[Figure content listings]
* * * * *

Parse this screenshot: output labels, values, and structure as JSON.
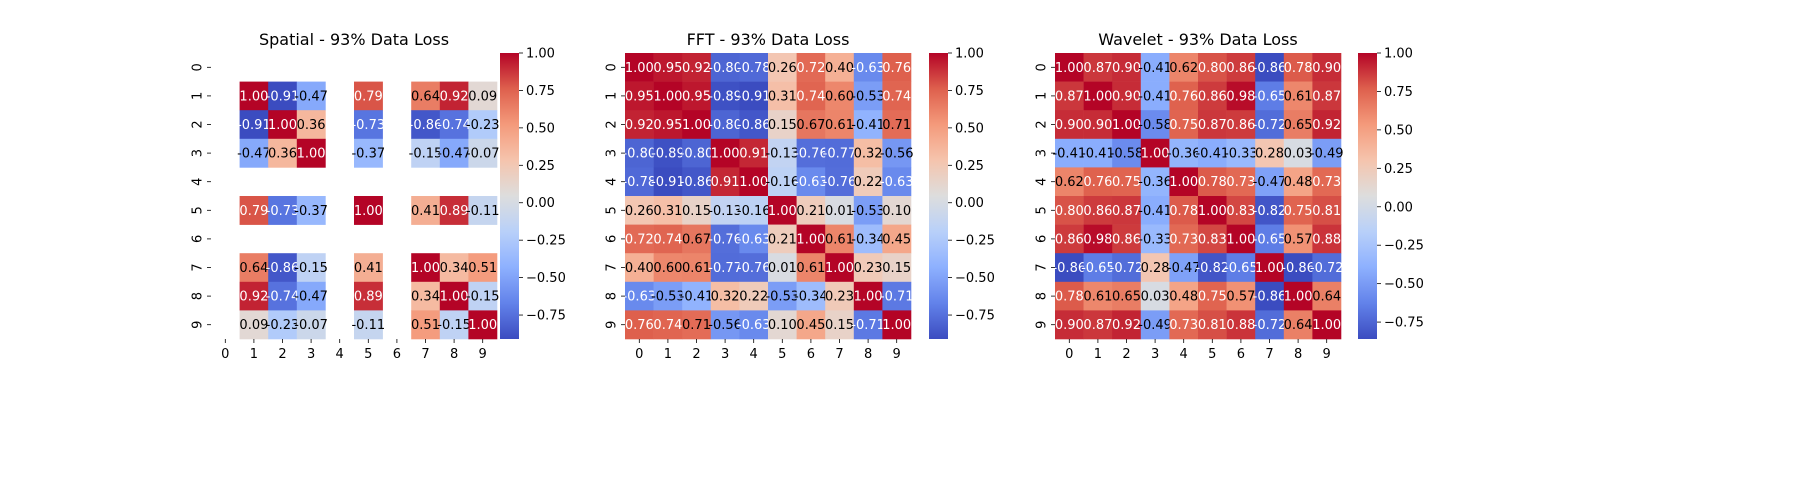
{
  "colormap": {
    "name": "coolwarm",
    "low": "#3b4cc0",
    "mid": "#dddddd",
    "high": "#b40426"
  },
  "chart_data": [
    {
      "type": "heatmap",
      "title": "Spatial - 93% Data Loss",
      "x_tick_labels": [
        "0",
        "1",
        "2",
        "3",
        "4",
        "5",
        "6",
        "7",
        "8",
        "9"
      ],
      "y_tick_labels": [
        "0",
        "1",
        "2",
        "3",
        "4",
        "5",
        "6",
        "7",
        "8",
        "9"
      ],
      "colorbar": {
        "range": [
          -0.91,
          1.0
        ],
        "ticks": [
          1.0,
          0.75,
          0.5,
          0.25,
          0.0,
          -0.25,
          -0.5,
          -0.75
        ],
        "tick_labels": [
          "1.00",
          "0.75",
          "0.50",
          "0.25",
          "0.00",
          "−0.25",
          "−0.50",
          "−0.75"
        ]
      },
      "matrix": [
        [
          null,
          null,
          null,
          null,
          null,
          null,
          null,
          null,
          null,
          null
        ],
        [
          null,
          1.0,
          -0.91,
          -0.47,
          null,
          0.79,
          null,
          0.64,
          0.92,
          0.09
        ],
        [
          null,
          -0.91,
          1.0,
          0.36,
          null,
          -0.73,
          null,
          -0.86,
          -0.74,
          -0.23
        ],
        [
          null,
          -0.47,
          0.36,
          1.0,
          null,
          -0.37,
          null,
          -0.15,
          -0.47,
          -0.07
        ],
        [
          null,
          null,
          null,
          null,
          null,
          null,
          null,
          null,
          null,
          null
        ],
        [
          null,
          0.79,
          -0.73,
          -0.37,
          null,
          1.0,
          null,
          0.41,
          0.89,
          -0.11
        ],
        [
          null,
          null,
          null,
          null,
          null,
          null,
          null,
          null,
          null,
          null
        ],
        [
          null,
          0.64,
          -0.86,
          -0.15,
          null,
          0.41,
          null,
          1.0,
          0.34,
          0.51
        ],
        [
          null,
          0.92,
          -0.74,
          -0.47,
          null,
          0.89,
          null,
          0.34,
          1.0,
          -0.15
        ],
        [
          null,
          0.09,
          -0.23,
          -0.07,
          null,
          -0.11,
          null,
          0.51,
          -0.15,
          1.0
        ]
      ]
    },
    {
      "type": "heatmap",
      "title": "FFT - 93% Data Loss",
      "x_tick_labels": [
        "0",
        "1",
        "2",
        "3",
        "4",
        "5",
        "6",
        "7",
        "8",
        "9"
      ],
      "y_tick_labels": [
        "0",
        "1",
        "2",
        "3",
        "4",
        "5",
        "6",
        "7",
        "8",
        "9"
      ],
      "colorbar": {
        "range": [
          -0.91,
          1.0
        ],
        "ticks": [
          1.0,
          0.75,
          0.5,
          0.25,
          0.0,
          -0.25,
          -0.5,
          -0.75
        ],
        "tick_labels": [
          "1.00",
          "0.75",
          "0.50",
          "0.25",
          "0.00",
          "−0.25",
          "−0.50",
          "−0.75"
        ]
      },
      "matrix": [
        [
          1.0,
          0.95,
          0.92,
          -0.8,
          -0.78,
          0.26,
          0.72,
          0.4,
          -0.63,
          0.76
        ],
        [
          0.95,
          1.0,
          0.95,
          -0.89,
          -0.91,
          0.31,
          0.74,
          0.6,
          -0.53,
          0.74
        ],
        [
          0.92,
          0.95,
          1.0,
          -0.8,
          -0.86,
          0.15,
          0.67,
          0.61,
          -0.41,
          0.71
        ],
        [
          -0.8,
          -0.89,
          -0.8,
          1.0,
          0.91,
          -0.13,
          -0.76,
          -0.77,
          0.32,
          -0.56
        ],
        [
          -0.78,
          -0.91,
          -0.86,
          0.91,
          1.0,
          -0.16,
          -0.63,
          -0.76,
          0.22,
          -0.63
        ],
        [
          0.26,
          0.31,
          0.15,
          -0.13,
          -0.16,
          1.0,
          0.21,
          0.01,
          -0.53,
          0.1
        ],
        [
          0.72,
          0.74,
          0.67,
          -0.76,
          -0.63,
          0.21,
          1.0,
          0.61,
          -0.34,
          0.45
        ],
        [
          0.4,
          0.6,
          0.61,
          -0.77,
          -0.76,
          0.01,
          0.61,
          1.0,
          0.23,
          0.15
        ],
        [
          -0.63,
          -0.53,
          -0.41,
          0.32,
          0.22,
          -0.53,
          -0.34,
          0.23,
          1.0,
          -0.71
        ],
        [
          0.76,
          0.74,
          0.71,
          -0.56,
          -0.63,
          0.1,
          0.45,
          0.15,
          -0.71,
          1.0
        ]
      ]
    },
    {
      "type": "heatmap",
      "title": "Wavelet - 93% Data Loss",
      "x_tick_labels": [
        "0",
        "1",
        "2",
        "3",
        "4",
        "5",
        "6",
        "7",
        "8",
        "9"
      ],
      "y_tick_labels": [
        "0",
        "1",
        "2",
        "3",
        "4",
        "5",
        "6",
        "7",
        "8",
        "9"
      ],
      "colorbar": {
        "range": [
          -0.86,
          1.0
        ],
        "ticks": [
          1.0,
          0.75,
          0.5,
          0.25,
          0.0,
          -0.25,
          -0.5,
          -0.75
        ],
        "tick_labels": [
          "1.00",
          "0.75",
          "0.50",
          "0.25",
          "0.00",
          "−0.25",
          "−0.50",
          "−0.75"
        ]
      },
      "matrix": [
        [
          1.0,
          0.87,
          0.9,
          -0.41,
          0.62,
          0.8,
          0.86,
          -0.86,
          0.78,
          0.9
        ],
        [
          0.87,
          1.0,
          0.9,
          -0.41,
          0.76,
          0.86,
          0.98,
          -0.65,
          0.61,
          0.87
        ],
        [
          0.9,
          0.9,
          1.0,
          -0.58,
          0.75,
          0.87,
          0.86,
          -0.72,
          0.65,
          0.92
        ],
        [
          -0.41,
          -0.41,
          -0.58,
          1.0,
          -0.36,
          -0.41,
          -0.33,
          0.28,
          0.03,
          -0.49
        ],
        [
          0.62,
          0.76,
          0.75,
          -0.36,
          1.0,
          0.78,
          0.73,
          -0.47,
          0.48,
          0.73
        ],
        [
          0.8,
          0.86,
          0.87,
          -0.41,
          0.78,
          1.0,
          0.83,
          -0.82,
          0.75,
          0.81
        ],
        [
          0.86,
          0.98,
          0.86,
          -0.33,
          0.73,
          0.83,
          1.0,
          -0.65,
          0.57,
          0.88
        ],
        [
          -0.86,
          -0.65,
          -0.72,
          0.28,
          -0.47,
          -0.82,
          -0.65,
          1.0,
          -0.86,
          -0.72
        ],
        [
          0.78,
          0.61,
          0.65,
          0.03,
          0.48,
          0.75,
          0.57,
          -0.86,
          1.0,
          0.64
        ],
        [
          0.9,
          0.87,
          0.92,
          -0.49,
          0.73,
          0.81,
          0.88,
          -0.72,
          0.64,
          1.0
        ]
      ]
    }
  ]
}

* * * * *

**THE EXERCISE:**
Write out the whole listing exactly, and drop the pictures.

**RESPONSE FOR THIS EXERCISE:**
Parse this screenshot: output labels, values, and structure as JSON.
{
  "colormap": {
    "name": "coolwarm",
    "low": "#3b4cc0",
    "mid": "#dddddd",
    "high": "#b40426"
  },
  "chart_data": [
    {
      "type": "heatmap",
      "title": "Spatial - 93% Data Loss",
      "x_tick_labels": [
        "0",
        "1",
        "2",
        "3",
        "4",
        "5",
        "6",
        "7",
        "8",
        "9"
      ],
      "y_tick_labels": [
        "0",
        "1",
        "2",
        "3",
        "4",
        "5",
        "6",
        "7",
        "8",
        "9"
      ],
      "colorbar": {
        "range": [
          -0.91,
          1.0
        ],
        "ticks": [
          1.0,
          0.75,
          0.5,
          0.25,
          0.0,
          -0.25,
          -0.5,
          -0.75
        ],
        "tick_labels": [
          "1.00",
          "0.75",
          "0.50",
          "0.25",
          "0.00",
          "−0.25",
          "−0.50",
          "−0.75"
        ]
      },
      "matrix": [
        [
          null,
          null,
          null,
          null,
          null,
          null,
          null,
          null,
          null,
          null
        ],
        [
          null,
          1.0,
          -0.91,
          -0.47,
          null,
          0.79,
          null,
          0.64,
          0.92,
          0.09
        ],
        [
          null,
          -0.91,
          1.0,
          0.36,
          null,
          -0.73,
          null,
          -0.86,
          -0.74,
          -0.23
        ],
        [
          null,
          -0.47,
          0.36,
          1.0,
          null,
          -0.37,
          null,
          -0.15,
          -0.47,
          -0.07
        ],
        [
          null,
          null,
          null,
          null,
          null,
          null,
          null,
          null,
          null,
          null
        ],
        [
          null,
          0.79,
          -0.73,
          -0.37,
          null,
          1.0,
          null,
          0.41,
          0.89,
          -0.11
        ],
        [
          null,
          null,
          null,
          null,
          null,
          null,
          null,
          null,
          null,
          null
        ],
        [
          null,
          0.64,
          -0.86,
          -0.15,
          null,
          0.41,
          null,
          1.0,
          0.34,
          0.51
        ],
        [
          null,
          0.92,
          -0.74,
          -0.47,
          null,
          0.89,
          null,
          0.34,
          1.0,
          -0.15
        ],
        [
          null,
          0.09,
          -0.23,
          -0.07,
          null,
          -0.11,
          null,
          0.51,
          -0.15,
          1.0
        ]
      ]
    },
    {
      "type": "heatmap",
      "title": "FFT - 93% Data Loss",
      "x_tick_labels": [
        "0",
        "1",
        "2",
        "3",
        "4",
        "5",
        "6",
        "7",
        "8",
        "9"
      ],
      "y_tick_labels": [
        "0",
        "1",
        "2",
        "3",
        "4",
        "5",
        "6",
        "7",
        "8",
        "9"
      ],
      "colorbar": {
        "range": [
          -0.91,
          1.0
        ],
        "ticks": [
          1.0,
          0.75,
          0.5,
          0.25,
          0.0,
          -0.25,
          -0.5,
          -0.75
        ],
        "tick_labels": [
          "1.00",
          "0.75",
          "0.50",
          "0.25",
          "0.00",
          "−0.25",
          "−0.50",
          "−0.75"
        ]
      },
      "matrix": [
        [
          1.0,
          0.95,
          0.92,
          -0.8,
          -0.78,
          0.26,
          0.72,
          0.4,
          -0.63,
          0.76
        ],
        [
          0.95,
          1.0,
          0.95,
          -0.89,
          -0.91,
          0.31,
          0.74,
          0.6,
          -0.53,
          0.74
        ],
        [
          0.92,
          0.95,
          1.0,
          -0.8,
          -0.86,
          0.15,
          0.67,
          0.61,
          -0.41,
          0.71
        ],
        [
          -0.8,
          -0.89,
          -0.8,
          1.0,
          0.91,
          -0.13,
          -0.76,
          -0.77,
          0.32,
          -0.56
        ],
        [
          -0.78,
          -0.91,
          -0.86,
          0.91,
          1.0,
          -0.16,
          -0.63,
          -0.76,
          0.22,
          -0.63
        ],
        [
          0.26,
          0.31,
          0.15,
          -0.13,
          -0.16,
          1.0,
          0.21,
          0.01,
          -0.53,
          0.1
        ],
        [
          0.72,
          0.74,
          0.67,
          -0.76,
          -0.63,
          0.21,
          1.0,
          0.61,
          -0.34,
          0.45
        ],
        [
          0.4,
          0.6,
          0.61,
          -0.77,
          -0.76,
          0.01,
          0.61,
          1.0,
          0.23,
          0.15
        ],
        [
          -0.63,
          -0.53,
          -0.41,
          0.32,
          0.22,
          -0.53,
          -0.34,
          0.23,
          1.0,
          -0.71
        ],
        [
          0.76,
          0.74,
          0.71,
          -0.56,
          -0.63,
          0.1,
          0.45,
          0.15,
          -0.71,
          1.0
        ]
      ]
    },
    {
      "type": "heatmap",
      "title": "Wavelet - 93% Data Loss",
      "x_tick_labels": [
        "0",
        "1",
        "2",
        "3",
        "4",
        "5",
        "6",
        "7",
        "8",
        "9"
      ],
      "y_tick_labels": [
        "0",
        "1",
        "2",
        "3",
        "4",
        "5",
        "6",
        "7",
        "8",
        "9"
      ],
      "colorbar": {
        "range": [
          -0.86,
          1.0
        ],
        "ticks": [
          1.0,
          0.75,
          0.5,
          0.25,
          0.0,
          -0.25,
          -0.5,
          -0.75
        ],
        "tick_labels": [
          "1.00",
          "0.75",
          "0.50",
          "0.25",
          "0.00",
          "−0.25",
          "−0.50",
          "−0.75"
        ]
      },
      "matrix": [
        [
          1.0,
          0.87,
          0.9,
          -0.41,
          0.62,
          0.8,
          0.86,
          -0.86,
          0.78,
          0.9
        ],
        [
          0.87,
          1.0,
          0.9,
          -0.41,
          0.76,
          0.86,
          0.98,
          -0.65,
          0.61,
          0.87
        ],
        [
          0.9,
          0.9,
          1.0,
          -0.58,
          0.75,
          0.87,
          0.86,
          -0.72,
          0.65,
          0.92
        ],
        [
          -0.41,
          -0.41,
          -0.58,
          1.0,
          -0.36,
          -0.41,
          -0.33,
          0.28,
          0.03,
          -0.49
        ],
        [
          0.62,
          0.76,
          0.75,
          -0.36,
          1.0,
          0.78,
          0.73,
          -0.47,
          0.48,
          0.73
        ],
        [
          0.8,
          0.86,
          0.87,
          -0.41,
          0.78,
          1.0,
          0.83,
          -0.82,
          0.75,
          0.81
        ],
        [
          0.86,
          0.98,
          0.86,
          -0.33,
          0.73,
          0.83,
          1.0,
          -0.65,
          0.57,
          0.88
        ],
        [
          -0.86,
          -0.65,
          -0.72,
          0.28,
          -0.47,
          -0.82,
          -0.65,
          1.0,
          -0.86,
          -0.72
        ],
        [
          0.78,
          0.61,
          0.65,
          0.03,
          0.48,
          0.75,
          0.57,
          -0.86,
          1.0,
          0.64
        ],
        [
          0.9,
          0.87,
          0.92,
          -0.49,
          0.73,
          0.81,
          0.88,
          -0.72,
          0.64,
          1.0
        ]
      ]
    }
  ]
}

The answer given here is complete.